-- Given entries --
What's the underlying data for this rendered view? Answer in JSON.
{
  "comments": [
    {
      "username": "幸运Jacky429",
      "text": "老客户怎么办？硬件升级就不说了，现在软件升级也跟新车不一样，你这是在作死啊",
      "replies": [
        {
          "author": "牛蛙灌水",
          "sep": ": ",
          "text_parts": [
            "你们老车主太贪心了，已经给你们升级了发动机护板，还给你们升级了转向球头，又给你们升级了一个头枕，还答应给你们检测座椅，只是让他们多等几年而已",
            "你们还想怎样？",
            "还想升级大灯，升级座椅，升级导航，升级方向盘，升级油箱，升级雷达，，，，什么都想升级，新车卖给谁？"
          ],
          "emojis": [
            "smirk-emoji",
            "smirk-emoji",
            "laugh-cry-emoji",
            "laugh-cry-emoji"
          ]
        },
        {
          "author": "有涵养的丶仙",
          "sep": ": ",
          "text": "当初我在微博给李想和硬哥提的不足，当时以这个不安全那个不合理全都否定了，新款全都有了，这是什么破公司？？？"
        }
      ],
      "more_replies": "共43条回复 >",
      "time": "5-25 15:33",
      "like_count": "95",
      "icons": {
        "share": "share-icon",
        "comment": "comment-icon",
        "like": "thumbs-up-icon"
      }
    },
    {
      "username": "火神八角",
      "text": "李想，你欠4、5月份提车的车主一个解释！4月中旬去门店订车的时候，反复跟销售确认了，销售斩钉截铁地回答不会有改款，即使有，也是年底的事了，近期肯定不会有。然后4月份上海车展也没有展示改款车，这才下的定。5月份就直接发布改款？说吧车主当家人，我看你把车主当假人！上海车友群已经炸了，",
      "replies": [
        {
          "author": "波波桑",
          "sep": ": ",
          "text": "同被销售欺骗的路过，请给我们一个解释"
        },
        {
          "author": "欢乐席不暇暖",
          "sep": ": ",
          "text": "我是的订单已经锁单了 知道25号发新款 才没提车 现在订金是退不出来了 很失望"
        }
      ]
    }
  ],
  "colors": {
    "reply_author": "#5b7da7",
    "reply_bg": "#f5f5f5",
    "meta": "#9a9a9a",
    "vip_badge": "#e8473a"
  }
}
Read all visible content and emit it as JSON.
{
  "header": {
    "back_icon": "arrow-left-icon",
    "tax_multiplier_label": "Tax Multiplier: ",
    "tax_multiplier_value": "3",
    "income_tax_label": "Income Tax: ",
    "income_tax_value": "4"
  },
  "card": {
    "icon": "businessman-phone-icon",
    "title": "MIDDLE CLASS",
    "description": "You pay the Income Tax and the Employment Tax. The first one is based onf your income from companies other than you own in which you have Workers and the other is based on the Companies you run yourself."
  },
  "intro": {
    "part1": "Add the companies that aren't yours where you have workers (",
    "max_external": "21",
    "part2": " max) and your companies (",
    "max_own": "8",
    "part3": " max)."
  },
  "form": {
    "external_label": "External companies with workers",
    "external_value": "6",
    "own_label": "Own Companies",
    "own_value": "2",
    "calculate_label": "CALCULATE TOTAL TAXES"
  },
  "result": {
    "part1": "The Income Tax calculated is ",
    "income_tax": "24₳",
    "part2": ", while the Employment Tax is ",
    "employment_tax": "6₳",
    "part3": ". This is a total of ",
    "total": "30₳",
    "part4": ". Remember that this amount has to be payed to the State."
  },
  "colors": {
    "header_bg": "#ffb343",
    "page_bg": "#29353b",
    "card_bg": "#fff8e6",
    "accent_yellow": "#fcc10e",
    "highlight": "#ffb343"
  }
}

-- Task instructions --
Please give back all of the records exactly as written.

-- Worked answer --
What's the underlying data for this rendered view? Answer in JSON.
{
  "comments": [
    {
      "username": "幸运Jacky429",
      "text": "老客户怎么办？硬件升级就不说了，现在软件升级也跟新车不一样，你这是在作死啊",
      "replies": [
        {
          "author": "牛蛙灌水",
          "sep": ": ",
          "text_parts": [
            "你们老车主太贪心了，已经给你们升级了发动机护板，还给你们升级了转向球头，又给你们升级了一个头枕，还答应给你们检测座椅，只是让他们多等几年而已",
            "你们还想怎样？",
            "还想升级大灯，升级座椅，升级导航，升级方向盘，升级油箱，升级雷达，，，，什么都想升级，新车卖给谁？"
          ],
          "emojis": [
            "smirk-emoji",
            "smirk-emoji",
            "laugh-cry-emoji",
            "laugh-cry-emoji"
          ]
        },
        {
          "author": "有涵养的丶仙",
          "sep": ": ",
          "text": "当初我在微博给李想和硬哥提的不足，当时以这个不安全那个不合理全都否定了，新款全都有了，这是什么破公司？？？"
        }
      ],
      "more_replies": "共43条回复 >",
      "time": "5-25 15:33",
      "like_count": "95",
      "icons": {
        "share": "share-icon",
        "comment": "comment-icon",
        "like": "thumbs-up-icon"
      }
    },
    {
      "username": "火神八角",
      "text": "李想，你欠4、5月份提车的车主一个解释！4月中旬去门店订车的时候，反复跟销售确认了，销售斩钉截铁地回答不会有改款，即使有，也是年底的事了，近期肯定不会有。然后4月份上海车展也没有展示改款车，这才下的定。5月份就直接发布改款？说吧车主当家人，我看你把车主当假人！上海车友群已经炸了，",
      "replies": [
        {
          "author": "波波桑",
          "sep": ": ",
          "text": "同被销售欺骗的路过，请给我们一个解释"
        },
        {
          "author": "欢乐席不暇暖",
          "sep": ": ",
          "text": "我是的订单已经锁单了 知道25号发新款 才没提车 现在订金是退不出来了 很失望"
        }
      ]
    }
  ],
  "colors": {
    "reply_author": "#5b7da7",
    "reply_bg": "#f5f5f5",
    "meta": "#9a9a9a",
    "vip_badge": "#e8473a"
  }
}
Read all visible content and emit it as JSON.
{
  "header": {
    "back_icon": "arrow-left-icon",
    "tax_multiplier_label": "Tax Multiplier: ",
    "tax_multiplier_value": "3",
    "income_tax_label": "Income Tax: ",
    "income_tax_value": "4"
  },
  "card": {
    "icon": "businessman-phone-icon",
    "title": "MIDDLE CLASS",
    "description": "You pay the Income Tax and the Employment Tax. The first one is based onf your income from companies other than you own in which you have Workers and the other is based on the Companies you run yourself."
  },
  "intro": {
    "part1": "Add the companies that aren't yours where you have workers (",
    "max_external": "21",
    "part2": " max) and your companies (",
    "max_own": "8",
    "part3": " max)."
  },
  "form": {
    "external_label": "External companies with workers",
    "external_value": "6",
    "own_label": "Own Companies",
    "own_value": "2",
    "calculate_label": "CALCULATE TOTAL TAXES"
  },
  "result": {
    "part1": "The Income Tax calculated is ",
    "income_tax": "24₳",
    "part2": ", while the Employment Tax is ",
    "employment_tax": "6₳",
    "part3": ". This is a total of ",
    "total": "30₳",
    "part4": ". Remember that this amount has to be payed to the State."
  },
  "colors": {
    "header_bg": "#ffb343",
    "page_bg": "#29353b",
    "card_bg": "#fff8e6",
    "accent_yellow": "#fcc10e",
    "highlight": "#ffb343"
  }
}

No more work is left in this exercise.